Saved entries
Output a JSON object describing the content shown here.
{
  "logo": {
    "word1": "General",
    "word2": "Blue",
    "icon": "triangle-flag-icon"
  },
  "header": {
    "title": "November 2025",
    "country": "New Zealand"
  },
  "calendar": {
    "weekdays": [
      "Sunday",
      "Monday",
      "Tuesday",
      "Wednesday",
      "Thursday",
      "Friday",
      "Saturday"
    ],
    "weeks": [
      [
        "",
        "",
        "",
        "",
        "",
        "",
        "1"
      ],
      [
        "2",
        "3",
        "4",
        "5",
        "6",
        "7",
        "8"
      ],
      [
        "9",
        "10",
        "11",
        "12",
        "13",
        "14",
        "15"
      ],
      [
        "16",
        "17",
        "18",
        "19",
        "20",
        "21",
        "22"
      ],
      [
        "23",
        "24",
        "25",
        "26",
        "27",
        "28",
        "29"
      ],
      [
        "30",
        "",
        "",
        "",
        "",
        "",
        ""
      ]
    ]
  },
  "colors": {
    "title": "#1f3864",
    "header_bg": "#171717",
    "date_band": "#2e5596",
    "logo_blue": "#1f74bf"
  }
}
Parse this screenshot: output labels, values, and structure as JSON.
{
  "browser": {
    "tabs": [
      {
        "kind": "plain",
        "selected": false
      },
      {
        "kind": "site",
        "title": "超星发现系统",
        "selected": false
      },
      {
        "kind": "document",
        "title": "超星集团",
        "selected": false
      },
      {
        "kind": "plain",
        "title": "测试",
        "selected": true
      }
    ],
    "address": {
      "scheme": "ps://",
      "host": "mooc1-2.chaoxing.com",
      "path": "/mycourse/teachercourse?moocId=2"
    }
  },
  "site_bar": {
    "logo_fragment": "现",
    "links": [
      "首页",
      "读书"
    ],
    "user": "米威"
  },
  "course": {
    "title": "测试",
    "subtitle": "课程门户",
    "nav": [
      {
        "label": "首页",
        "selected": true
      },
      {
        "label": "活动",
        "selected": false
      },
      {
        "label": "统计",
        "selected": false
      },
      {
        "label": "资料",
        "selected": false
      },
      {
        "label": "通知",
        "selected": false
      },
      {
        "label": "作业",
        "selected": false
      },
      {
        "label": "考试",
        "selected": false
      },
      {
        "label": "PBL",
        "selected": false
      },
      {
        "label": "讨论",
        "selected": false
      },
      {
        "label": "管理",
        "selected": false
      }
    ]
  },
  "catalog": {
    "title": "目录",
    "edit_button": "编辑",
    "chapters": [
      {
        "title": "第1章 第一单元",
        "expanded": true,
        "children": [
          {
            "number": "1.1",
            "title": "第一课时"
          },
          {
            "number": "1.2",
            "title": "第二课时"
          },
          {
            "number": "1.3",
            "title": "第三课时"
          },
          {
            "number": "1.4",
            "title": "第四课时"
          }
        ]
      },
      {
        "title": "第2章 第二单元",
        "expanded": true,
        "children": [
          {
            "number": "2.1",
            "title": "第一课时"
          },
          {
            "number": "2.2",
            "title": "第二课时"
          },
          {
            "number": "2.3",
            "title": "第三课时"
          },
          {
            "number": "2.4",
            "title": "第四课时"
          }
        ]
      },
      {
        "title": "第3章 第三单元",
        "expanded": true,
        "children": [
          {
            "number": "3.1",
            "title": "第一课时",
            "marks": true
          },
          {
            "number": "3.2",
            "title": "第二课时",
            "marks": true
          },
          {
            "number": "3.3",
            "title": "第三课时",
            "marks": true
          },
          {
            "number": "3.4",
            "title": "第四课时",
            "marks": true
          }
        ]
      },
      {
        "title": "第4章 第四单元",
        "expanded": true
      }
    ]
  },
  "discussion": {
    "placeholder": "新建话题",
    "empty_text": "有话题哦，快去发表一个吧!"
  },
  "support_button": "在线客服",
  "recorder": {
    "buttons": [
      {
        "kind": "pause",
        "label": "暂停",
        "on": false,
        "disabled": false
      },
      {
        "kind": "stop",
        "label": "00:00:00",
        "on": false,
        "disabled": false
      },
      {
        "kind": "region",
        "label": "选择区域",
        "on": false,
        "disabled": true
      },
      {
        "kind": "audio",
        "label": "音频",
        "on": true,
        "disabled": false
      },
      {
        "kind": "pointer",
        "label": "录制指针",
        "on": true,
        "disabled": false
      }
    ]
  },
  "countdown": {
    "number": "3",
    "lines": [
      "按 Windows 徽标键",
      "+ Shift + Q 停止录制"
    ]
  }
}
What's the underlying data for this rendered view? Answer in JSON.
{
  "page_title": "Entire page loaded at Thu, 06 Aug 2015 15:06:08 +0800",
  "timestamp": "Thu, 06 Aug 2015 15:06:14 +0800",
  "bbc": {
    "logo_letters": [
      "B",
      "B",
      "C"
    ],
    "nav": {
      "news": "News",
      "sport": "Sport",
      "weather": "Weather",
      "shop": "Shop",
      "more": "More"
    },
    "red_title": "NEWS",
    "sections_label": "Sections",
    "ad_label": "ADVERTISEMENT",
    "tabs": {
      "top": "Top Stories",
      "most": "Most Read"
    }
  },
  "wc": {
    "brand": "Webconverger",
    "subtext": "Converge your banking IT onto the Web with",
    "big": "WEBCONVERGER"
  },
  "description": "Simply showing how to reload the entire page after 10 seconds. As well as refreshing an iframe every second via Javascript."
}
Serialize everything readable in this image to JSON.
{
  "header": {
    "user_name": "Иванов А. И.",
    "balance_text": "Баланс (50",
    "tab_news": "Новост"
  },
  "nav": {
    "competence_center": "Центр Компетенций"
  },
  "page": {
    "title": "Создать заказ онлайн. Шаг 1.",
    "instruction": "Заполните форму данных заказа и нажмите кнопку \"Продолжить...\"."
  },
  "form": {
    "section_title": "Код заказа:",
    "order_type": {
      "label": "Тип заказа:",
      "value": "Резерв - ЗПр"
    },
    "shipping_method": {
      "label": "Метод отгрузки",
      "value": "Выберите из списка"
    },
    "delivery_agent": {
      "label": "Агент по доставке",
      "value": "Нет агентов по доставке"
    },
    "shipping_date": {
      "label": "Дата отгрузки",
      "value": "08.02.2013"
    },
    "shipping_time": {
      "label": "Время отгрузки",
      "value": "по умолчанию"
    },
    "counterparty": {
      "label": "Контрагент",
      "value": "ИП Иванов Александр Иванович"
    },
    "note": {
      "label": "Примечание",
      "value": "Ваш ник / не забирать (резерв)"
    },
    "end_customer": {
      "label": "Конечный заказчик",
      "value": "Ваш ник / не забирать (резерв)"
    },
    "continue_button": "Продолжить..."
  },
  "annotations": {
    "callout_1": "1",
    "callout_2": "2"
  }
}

## WHAT THE TASK ASKS
Write out the entire listing exactly.

## CORRECT OUTPUT
Output a JSON object describing the content shown here.
{
  "logo": {
    "word1": "General",
    "word2": "Blue",
    "icon": "triangle-flag-icon"
  },
  "header": {
    "title": "November 2025",
    "country": "New Zealand"
  },
  "calendar": {
    "weekdays": [
      "Sunday",
      "Monday",
      "Tuesday",
      "Wednesday",
      "Thursday",
      "Friday",
      "Saturday"
    ],
    "weeks": [
      [
        "",
        "",
        "",
        "",
        "",
        "",
        "1"
      ],
      [
        "2",
        "3",
        "4",
        "5",
        "6",
        "7",
        "8"
      ],
      [
        "9",
        "10",
        "11",
        "12",
        "13",
        "14",
        "15"
      ],
      [
        "16",
        "17",
        "18",
        "19",
        "20",
        "21",
        "22"
      ],
      [
        "23",
        "24",
        "25",
        "26",
        "27",
        "28",
        "29"
      ],
      [
        "30",
        "",
        "",
        "",
        "",
        "",
        ""
      ]
    ]
  },
  "colors": {
    "title": "#1f3864",
    "header_bg": "#171717",
    "date_band": "#2e5596",
    "logo_blue": "#1f74bf"
  }
}
Parse this screenshot: output labels, values, and structure as JSON.
{
  "browser": {
    "tabs": [
      {
        "kind": "plain",
        "selected": false
      },
      {
        "kind": "site",
        "title": "超星发现系统",
        "selected": false
      },
      {
        "kind": "document",
        "title": "超星集团",
        "selected": false
      },
      {
        "kind": "plain",
        "title": "测试",
        "selected": true
      }
    ],
    "address": {
      "scheme": "ps://",
      "host": "mooc1-2.chaoxing.com",
      "path": "/mycourse/teachercourse?moocId=2"
    }
  },
  "site_bar": {
    "logo_fragment": "现",
    "links": [
      "首页",
      "读书"
    ],
    "user": "米威"
  },
  "course": {
    "title": "测试",
    "subtitle": "课程门户",
    "nav": [
      {
        "label": "首页",
        "selected": true
      },
      {
        "label": "活动",
        "selected": false
      },
      {
        "label": "统计",
        "selected": false
      },
      {
        "label": "资料",
        "selected": false
      },
      {
        "label": "通知",
        "selected": false
      },
      {
        "label": "作业",
        "selected": false
      },
      {
        "label": "考试",
        "selected": false
      },
      {
        "label": "PBL",
        "selected": false
      },
      {
        "label": "讨论",
        "selected": false
      },
      {
        "label": "管理",
        "selected": false
      }
    ]
  },
  "catalog": {
    "title": "目录",
    "edit_button": "编辑",
    "chapters": [
      {
        "title": "第1章 第一单元",
        "expanded": true,
        "children": [
          {
            "number": "1.1",
            "title": "第一课时"
          },
          {
            "number": "1.2",
            "title": "第二课时"
          },
          {
            "number": "1.3",
            "title": "第三课时"
          },
          {
            "number": "1.4",
            "title": "第四课时"
          }
        ]
      },
      {
        "title": "第2章 第二单元",
        "expanded": true,
        "children": [
          {
            "number": "2.1",
            "title": "第一课时"
          },
          {
            "number": "2.2",
            "title": "第二课时"
          },
          {
            "number": "2.3",
            "title": "第三课时"
          },
          {
            "number": "2.4",
            "title": "第四课时"
          }
        ]
      },
      {
        "title": "第3章 第三单元",
        "expanded": true,
        "children": [
          {
            "number": "3.1",
            "title": "第一课时",
            "marks": true
          },
          {
            "number": "3.2",
            "title": "第二课时",
            "marks": true
          },
          {
            "number": "3.3",
            "title": "第三课时",
            "marks": true
          },
          {
            "number": "3.4",
            "title": "第四课时",
            "marks": true
          }
        ]
      },
      {
        "title": "第4章 第四单元",
        "expanded": true
      }
    ]
  },
  "discussion": {
    "placeholder": "新建话题",
    "empty_text": "有话题哦，快去发表一个吧!"
  },
  "support_button": "在线客服",
  "recorder": {
    "buttons": [
      {
        "kind": "pause",
        "label": "暂停",
        "on": false,
        "disabled": false
      },
      {
        "kind": "stop",
        "label": "00:00:00",
        "on": false,
        "disabled": false
      },
      {
        "kind": "region",
        "label": "选择区域",
        "on": false,
        "disabled": true
      },
      {
        "kind": "audio",
        "label": "音频",
        "on": true,
        "disabled": false
      },
      {
        "kind": "pointer",
        "label": "录制指针",
        "on": true,
        "disabled": false
      }
    ]
  },
  "countdown": {
    "number": "3",
    "lines": [
      "按 Windows 徽标键",
      "+ Shift + Q 停止录制"
    ]
  }
}
What's the underlying data for this rendered view? Answer in JSON.
{
  "page_title": "Entire page loaded at Thu, 06 Aug 2015 15:06:08 +0800",
  "timestamp": "Thu, 06 Aug 2015 15:06:14 +0800",
  "bbc": {
    "logo_letters": [
      "B",
      "B",
      "C"
    ],
    "nav": {
      "news": "News",
      "sport": "Sport",
      "weather": "Weather",
      "shop": "Shop",
      "more": "More"
    },
    "red_title": "NEWS",
    "sections_label": "Sections",
    "ad_label": "ADVERTISEMENT",
    "tabs": {
      "top": "Top Stories",
      "most": "Most Read"
    }
  },
  "wc": {
    "brand": "Webconverger",
    "subtext": "Converge your banking IT onto the Web with",
    "big": "WEBCONVERGER"
  },
  "description": "Simply showing how to reload the entire page after 10 seconds. As well as refreshing an iframe every second via Javascript."
}
Serialize everything readable in this image to JSON.
{
  "header": {
    "user_name": "Иванов А. И.",
    "balance_text": "Баланс (50",
    "tab_news": "Новост"
  },
  "nav": {
    "competence_center": "Центр Компетенций"
  },
  "page": {
    "title": "Создать заказ онлайн. Шаг 1.",
    "instruction": "Заполните форму данных заказа и нажмите кнопку \"Продолжить...\"."
  },
  "form": {
    "section_title": "Код заказа:",
    "order_type": {
      "label": "Тип заказа:",
      "value": "Резерв - ЗПр"
    },
    "shipping_method": {
      "label": "Метод отгрузки",
      "value": "Выберите из списка"
    },
    "delivery_agent": {
      "label": "Агент по доставке",
      "value": "Нет агентов по доставке"
    },
    "shipping_date": {
      "label": "Дата отгрузки",
      "value": "08.02.2013"
    },
    "shipping_time": {
      "label": "Время отгрузки",
      "value": "по умолчанию"
    },
    "counterparty": {
      "label": "Контрагент",
      "value": "ИП Иванов Александр Иванович"
    },
    "note": {
      "label": "Примечание",
      "value": "Ваш ник / не забирать (резерв)"
    },
    "end_customer": {
      "label": "Конечный заказчик",
      "value": "Ваш ник / не забирать (резерв)"
    },
    "continue_button": "Продолжить..."
  },
  "annotations": {
    "callout_1": "1",
    "callout_2": "2"
  }
}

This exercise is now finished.